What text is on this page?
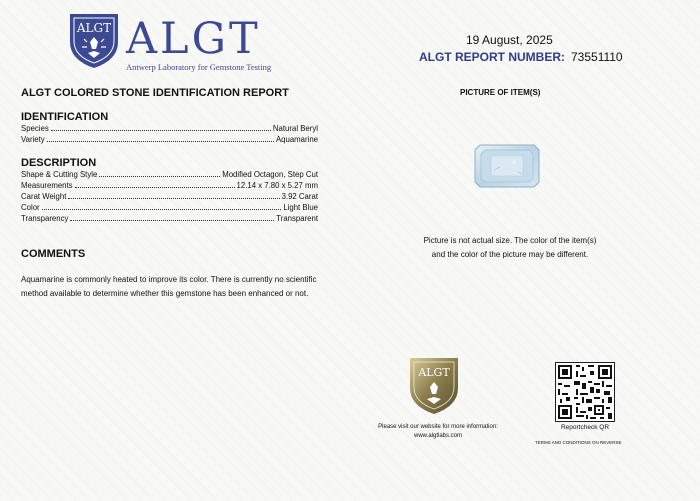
ALGT ALGT
Antwerp Laboratory for Gemstone Testing
19 August, 2025
ALGT REPORT NUMBER: 73551110
ALGT COLORED STONE IDENTIFICATION REPORT
IDENTIFICATION
Species	Natural Beryl
Variety	Aquamarine
DESCRIPTION
Shape & Cutting Style	Modified Octagon, Step Cut
Measurements	12.14 x 7.80 x 5.27 mm
Carat Weight	3.92 Carat
Color	Light Blue
Transparency	Transparent
COMMENTS
Aquamarine is commonly heated to improve its color. There is currently no scientific method available to determine whether this gemstone has been enhanced or not.
PICTURE OF ITEM(S)
Picture is not actual size. The color of the item(s)
and the color of the picture may be different.
ALGT
Please visit our website for more information:
www.algtlabs.com
Reportcheck QR
TERMS AND CONDITIONS ON REVERSE
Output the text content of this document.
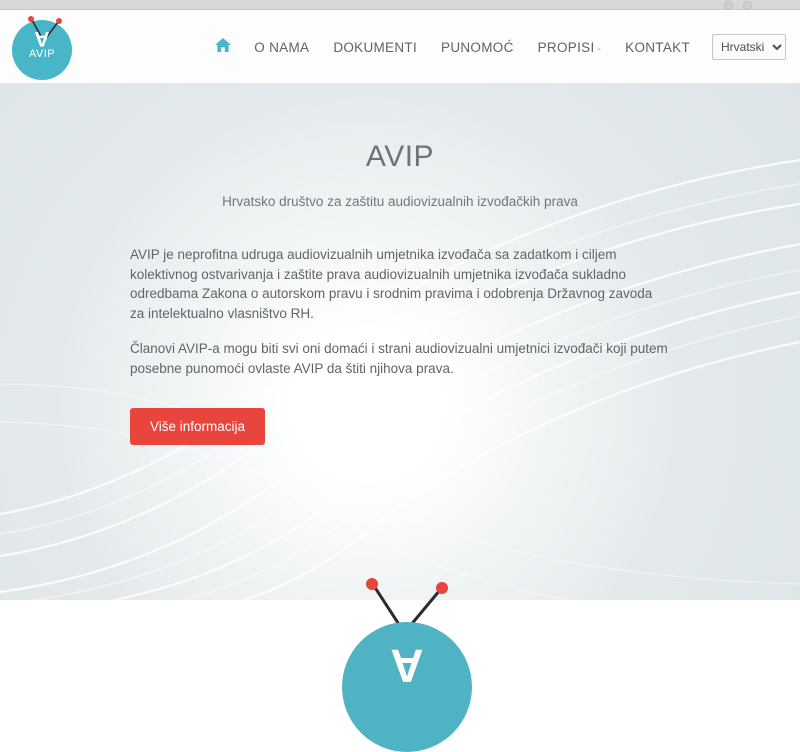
A
AVIP	O NAMA	DOKUMENTI	PUNOMOĆ	PROPISI -	KONTAKT
Hrvatski
AVIP
Hrvatsko društvo za zaštitu audiovizualnih izvođačkih prava

AVIP je neprofitna udruga audiovizualnih umjetnika izvođača sa zadatkom i ciljem kolektivnog ostvarivanja i zaštite prava audiovizualnih umjetnika izvođača sukladno odredbama Zakona o autorskom pravu i srodnim pravima i odobrenja Državnog zavoda za intelektualno vlasništvo RH.

Članovi AVIP-a mogu biti svi oni domaći i strani audiovizualni umjetnici izvođači koji putem posebne punomoći ovlaste AVIP da štiti njihova prava.

Više informacija
A
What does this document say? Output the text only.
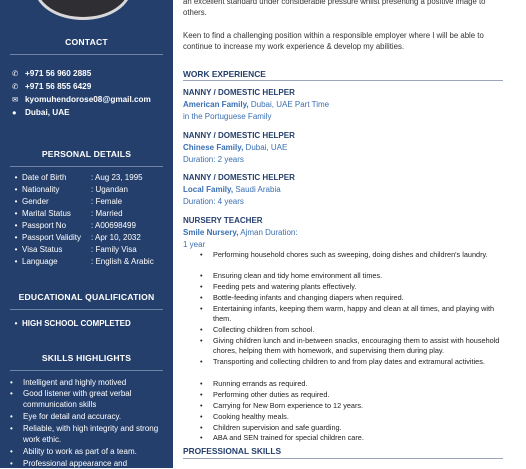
CONTACT
✆ +971 56 960 2885
✆ +971 56 855 6429
✉ kyomuhendorose08@gmail.com
● Dubai, UAE
PERSONAL DETAILS
• Date of Birth	: Aug 23, 1995
• Nationality	: Ugandan
• Gender	: Female
• Marital Status	: Married
• Passport No	: A00698499
• Passport Validity : Apr 10, 2032
• Visa Status	: Family Visa
• Language	: English & Arabic
EDUCATIONAL QUALIFICATION
• HIGH SCHOOL COMPLETED
SKILLS HIGHLIGHTS
•	Intelligent and highly motived
•	Good listener with great verbal communication skills
•	Eye for detail and accuracy.
•	Reliable, with high integrity and strong work ethic.
•	Ability to work as part of a team.
•	Professional appearance and
an excellent standard under considerable pressure whilst presenting a positive image to others.
Keen to find a challenging position within a responsible employer where I will be able to continue to increase my work experience & develop my abilities.
WORK EXPERIENCE
NANNY / DOMESTIC HELPER
American Family, Dubai, UAE Part Time
in the Portuguese Family
NANNY / DOMESTIC HELPER
Chinese Family, Dubai, UAE
Duration: 2 years
NANNY / DOMESTIC HELPER
Local Family, Saudi Arabia
Duration: 4 years
NURSERY TEACHER
Smile Nursery, Ajman Duration:
1 year
•	Performing household chores such as sweeping, doing dishes and children's laundry.
•	Ensuring clean and tidy home environment all times.
•	Feeding pets and watering plants effectively.
•	Bottle-feeding infants and changing diapers when required.
•	Entertaining infants, keeping them warm, happy and clean at all times, and playing with them.
•	Collecting children from school.
•	Giving children lunch and in-between snacks, encouraging them to assist with household chores, helping them with homework, and supervising them during play.
•	Transporting and collecting children to and from play dates and extramural activities.
•	Running errands as required.
•	Performing other duties as required.
•	Carrying for New Born experience to 12 years.
•	Cooking healthy meals.
•	Children supervision and safe guarding.
•	ABA and SEN trained for special children care.
PROFESSIONAL SKILLS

▸ Your goal:
Find each line holding "IDENTIFICATION". Copy it out.

▸ Final result:
ALGT COLORED STONE IDENTIFICATION REPORT
IDENTIFICATION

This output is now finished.